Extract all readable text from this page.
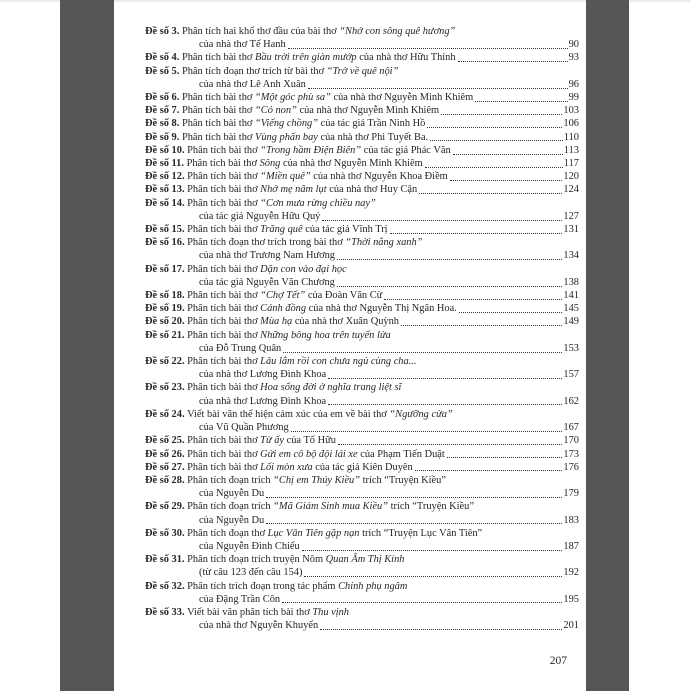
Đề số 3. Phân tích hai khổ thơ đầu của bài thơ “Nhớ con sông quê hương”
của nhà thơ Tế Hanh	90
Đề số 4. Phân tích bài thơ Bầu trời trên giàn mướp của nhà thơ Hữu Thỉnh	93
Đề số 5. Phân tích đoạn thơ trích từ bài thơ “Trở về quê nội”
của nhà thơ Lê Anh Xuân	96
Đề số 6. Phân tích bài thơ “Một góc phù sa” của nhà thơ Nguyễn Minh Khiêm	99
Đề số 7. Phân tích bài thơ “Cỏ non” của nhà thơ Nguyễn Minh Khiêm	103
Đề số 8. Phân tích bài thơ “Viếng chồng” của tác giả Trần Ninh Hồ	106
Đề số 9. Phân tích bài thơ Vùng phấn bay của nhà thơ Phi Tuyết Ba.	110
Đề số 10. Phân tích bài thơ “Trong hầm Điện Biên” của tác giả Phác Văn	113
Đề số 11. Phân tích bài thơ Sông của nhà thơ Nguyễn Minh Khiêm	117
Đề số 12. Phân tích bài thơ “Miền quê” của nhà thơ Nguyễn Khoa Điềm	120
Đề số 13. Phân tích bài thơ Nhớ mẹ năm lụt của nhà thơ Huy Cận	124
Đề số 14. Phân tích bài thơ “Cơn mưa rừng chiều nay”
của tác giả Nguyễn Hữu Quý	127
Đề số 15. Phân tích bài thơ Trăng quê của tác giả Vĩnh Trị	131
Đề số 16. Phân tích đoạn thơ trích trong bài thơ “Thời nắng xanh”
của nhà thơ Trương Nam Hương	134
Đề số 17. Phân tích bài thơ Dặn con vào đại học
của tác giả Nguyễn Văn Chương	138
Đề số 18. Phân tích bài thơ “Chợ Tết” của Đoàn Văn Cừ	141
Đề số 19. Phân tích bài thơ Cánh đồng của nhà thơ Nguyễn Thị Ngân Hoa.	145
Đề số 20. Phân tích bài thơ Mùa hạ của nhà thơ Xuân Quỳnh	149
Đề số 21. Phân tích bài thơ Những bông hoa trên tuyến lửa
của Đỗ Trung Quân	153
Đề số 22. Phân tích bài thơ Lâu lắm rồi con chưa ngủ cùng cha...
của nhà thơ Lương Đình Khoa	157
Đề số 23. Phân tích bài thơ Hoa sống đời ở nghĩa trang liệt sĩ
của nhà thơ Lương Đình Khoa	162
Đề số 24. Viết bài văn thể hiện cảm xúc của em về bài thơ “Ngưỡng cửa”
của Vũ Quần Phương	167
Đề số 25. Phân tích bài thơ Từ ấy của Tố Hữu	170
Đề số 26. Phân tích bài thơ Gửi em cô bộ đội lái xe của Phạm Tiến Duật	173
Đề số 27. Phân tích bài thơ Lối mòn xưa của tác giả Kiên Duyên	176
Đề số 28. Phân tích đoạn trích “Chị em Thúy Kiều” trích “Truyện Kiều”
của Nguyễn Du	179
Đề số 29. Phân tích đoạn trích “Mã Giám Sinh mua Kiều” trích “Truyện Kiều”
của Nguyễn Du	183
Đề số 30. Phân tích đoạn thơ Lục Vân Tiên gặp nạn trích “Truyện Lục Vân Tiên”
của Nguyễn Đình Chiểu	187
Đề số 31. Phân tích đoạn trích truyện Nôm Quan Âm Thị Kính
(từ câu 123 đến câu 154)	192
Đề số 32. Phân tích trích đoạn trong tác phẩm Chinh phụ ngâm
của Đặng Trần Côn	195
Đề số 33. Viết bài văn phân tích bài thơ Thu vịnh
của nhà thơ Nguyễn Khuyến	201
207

* * *

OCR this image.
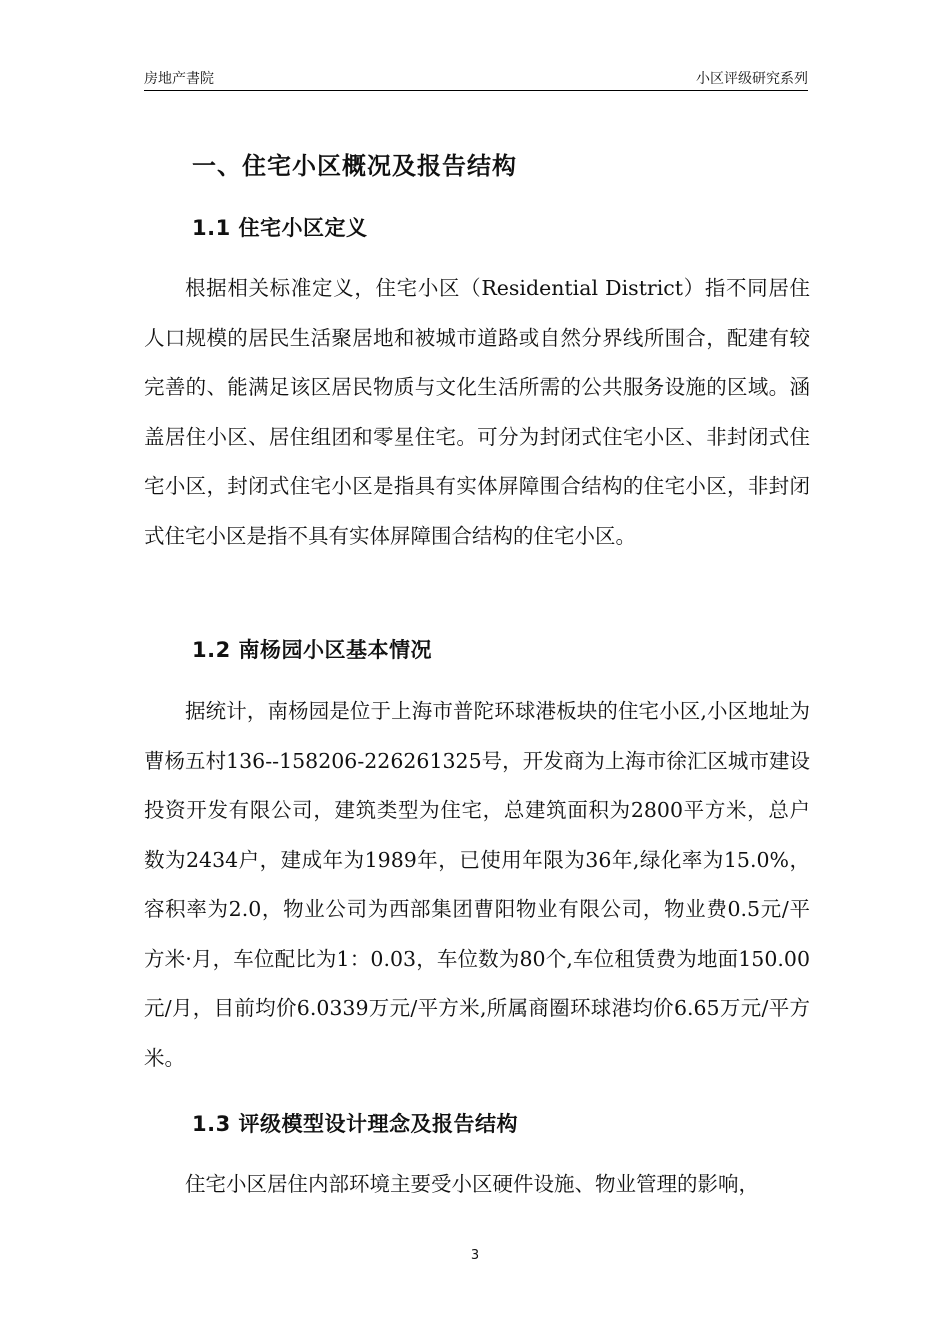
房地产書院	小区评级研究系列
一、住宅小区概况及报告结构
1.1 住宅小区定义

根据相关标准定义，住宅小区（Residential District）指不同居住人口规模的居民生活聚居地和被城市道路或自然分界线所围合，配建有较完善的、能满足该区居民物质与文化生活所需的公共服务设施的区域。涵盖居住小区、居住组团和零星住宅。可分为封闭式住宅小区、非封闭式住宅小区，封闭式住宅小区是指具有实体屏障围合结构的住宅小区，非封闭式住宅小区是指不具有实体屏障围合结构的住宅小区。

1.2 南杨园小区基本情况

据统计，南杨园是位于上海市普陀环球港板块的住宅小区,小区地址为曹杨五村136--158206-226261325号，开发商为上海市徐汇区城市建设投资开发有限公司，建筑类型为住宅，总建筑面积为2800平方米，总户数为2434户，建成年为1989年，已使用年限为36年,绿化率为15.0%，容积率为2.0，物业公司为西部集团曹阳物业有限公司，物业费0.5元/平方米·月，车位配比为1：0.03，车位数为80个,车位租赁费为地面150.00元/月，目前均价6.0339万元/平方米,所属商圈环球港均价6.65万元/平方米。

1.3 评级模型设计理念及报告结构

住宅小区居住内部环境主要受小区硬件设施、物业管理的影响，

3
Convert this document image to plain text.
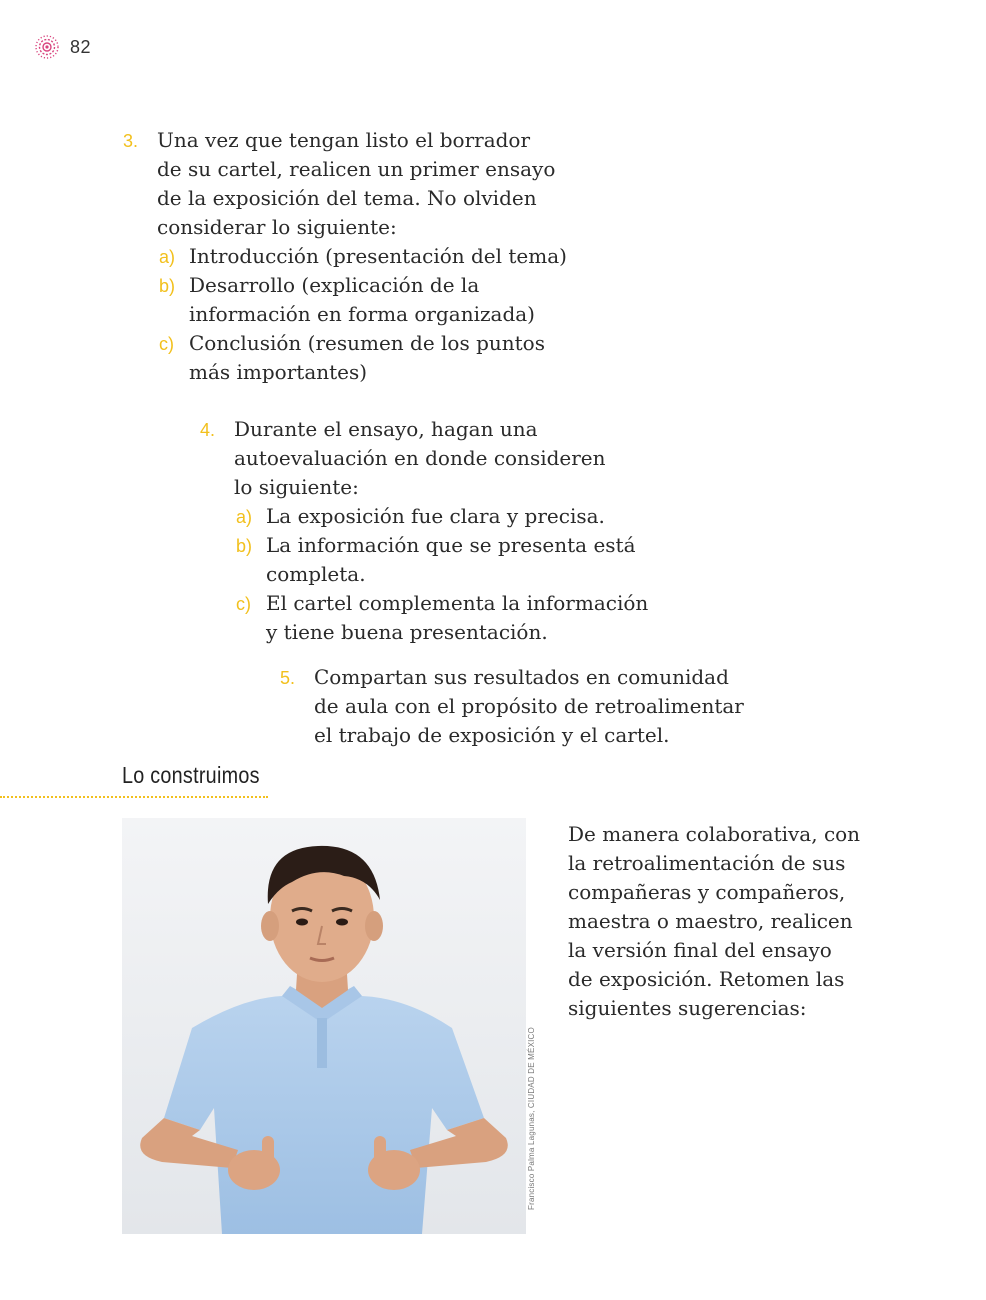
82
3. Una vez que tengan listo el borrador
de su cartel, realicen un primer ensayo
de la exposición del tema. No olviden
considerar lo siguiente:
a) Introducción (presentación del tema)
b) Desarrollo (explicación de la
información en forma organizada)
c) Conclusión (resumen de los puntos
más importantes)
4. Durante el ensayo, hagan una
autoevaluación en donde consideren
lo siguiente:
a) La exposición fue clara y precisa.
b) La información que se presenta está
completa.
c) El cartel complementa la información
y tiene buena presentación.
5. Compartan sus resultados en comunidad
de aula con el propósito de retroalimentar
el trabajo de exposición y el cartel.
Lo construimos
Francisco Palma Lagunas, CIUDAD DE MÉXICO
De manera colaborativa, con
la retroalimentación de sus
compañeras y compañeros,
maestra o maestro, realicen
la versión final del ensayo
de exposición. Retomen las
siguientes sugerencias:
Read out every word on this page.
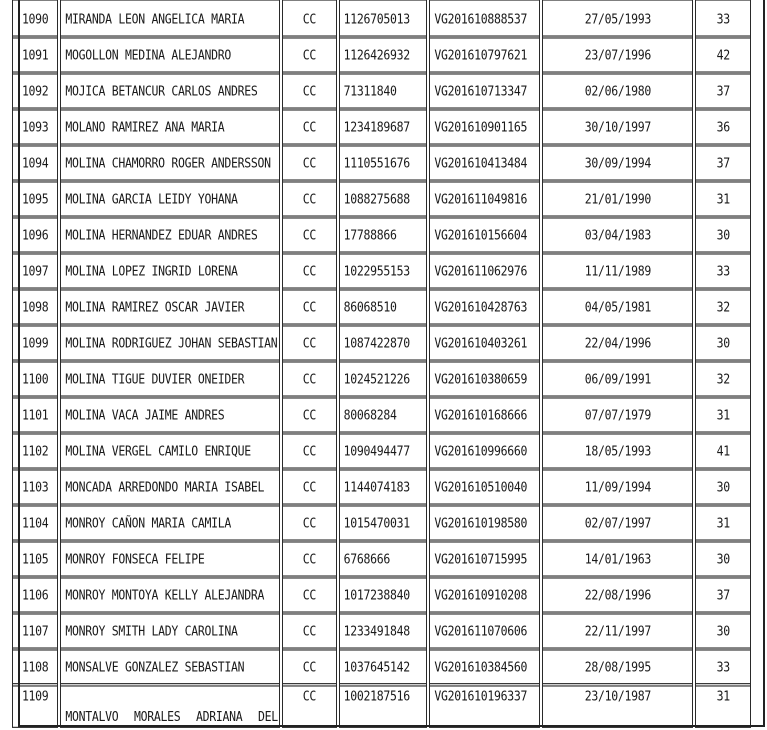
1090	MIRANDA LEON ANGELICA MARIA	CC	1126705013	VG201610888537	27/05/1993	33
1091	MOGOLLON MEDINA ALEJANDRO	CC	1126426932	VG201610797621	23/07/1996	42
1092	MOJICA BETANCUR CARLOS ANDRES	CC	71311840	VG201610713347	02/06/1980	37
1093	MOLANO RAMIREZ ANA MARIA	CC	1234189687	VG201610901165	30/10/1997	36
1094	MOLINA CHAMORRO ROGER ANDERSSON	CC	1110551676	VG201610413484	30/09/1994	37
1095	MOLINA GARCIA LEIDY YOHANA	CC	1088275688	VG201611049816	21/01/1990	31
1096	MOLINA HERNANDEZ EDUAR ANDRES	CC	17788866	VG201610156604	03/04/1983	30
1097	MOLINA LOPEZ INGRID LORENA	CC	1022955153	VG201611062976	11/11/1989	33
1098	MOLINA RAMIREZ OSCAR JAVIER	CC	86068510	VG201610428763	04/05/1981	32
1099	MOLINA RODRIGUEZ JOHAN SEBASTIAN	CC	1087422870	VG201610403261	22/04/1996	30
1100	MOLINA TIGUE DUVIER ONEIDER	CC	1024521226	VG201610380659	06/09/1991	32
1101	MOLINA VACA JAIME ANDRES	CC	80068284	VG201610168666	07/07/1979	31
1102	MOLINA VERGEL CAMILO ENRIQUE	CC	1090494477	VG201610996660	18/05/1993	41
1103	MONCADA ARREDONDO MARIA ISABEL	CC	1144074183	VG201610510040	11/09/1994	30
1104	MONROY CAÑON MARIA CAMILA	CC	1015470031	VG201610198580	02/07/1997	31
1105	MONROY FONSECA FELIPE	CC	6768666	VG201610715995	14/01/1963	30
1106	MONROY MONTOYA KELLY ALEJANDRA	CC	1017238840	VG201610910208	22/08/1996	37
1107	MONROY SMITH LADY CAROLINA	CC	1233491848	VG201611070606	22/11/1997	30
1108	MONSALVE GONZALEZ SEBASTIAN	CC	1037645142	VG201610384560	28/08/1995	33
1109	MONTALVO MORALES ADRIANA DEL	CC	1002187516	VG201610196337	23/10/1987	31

* * *

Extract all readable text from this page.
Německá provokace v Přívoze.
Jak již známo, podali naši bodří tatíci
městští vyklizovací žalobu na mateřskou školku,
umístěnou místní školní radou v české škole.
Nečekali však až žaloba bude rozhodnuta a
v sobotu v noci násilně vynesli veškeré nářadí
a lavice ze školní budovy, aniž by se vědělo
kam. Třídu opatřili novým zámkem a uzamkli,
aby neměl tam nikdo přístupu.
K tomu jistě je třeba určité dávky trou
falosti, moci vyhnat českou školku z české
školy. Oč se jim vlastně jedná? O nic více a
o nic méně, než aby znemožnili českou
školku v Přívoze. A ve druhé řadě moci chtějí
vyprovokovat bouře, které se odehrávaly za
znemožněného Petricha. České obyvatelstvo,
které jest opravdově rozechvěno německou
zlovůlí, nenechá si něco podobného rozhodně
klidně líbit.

● **EXERCISE DESCRIPTION**: From the listing, copy each line containing the word "Xuân".

● **RIGHT ANSWER**:
của nhà thơ Lê Anh Xuân	96
Đề số 20. Phân tích bài thơ Mùa hạ của nhà thơ Xuân Quỳnh	149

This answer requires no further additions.